## EXERCISE DETAILS
Pick out and copy every line below that has the word "name".

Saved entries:

■ ■ ■ ■

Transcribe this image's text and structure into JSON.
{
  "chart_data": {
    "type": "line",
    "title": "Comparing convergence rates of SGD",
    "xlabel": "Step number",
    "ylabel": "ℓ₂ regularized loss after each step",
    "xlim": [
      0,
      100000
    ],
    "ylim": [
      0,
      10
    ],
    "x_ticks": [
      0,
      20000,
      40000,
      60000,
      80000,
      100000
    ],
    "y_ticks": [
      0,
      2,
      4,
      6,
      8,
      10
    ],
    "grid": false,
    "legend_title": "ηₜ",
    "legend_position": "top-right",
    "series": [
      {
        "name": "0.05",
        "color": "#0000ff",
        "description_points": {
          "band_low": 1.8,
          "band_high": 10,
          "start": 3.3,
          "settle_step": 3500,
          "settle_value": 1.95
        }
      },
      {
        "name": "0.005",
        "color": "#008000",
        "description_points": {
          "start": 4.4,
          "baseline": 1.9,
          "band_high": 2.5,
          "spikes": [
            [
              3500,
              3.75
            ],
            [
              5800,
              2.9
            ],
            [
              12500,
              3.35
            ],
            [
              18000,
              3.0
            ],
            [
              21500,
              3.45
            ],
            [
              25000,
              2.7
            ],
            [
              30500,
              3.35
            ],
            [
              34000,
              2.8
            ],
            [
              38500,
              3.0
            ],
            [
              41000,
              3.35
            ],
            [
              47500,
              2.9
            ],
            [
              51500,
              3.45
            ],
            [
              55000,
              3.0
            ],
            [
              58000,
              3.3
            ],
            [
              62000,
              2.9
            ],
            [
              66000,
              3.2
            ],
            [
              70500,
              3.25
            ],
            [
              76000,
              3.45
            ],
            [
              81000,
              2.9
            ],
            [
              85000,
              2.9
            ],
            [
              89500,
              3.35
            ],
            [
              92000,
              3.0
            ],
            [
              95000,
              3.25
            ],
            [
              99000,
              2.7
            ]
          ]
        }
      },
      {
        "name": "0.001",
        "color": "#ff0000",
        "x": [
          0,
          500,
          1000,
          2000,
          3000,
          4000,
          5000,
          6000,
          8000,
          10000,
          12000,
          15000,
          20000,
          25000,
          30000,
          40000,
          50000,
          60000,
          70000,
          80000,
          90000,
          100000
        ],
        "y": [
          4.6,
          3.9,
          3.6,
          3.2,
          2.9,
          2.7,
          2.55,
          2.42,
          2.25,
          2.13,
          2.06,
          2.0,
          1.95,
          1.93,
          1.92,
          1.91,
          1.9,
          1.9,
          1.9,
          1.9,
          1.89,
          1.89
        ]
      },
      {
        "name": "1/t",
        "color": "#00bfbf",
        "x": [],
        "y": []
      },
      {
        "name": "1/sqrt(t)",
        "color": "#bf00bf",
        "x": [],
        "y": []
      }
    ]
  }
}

■ ■ ■ ■

## TASK ANSWER
        "name": "0.05",
        "name": "0.005",
        "name": "0.001",
        "name": "1/t",
        "name": "1/sqrt(t)",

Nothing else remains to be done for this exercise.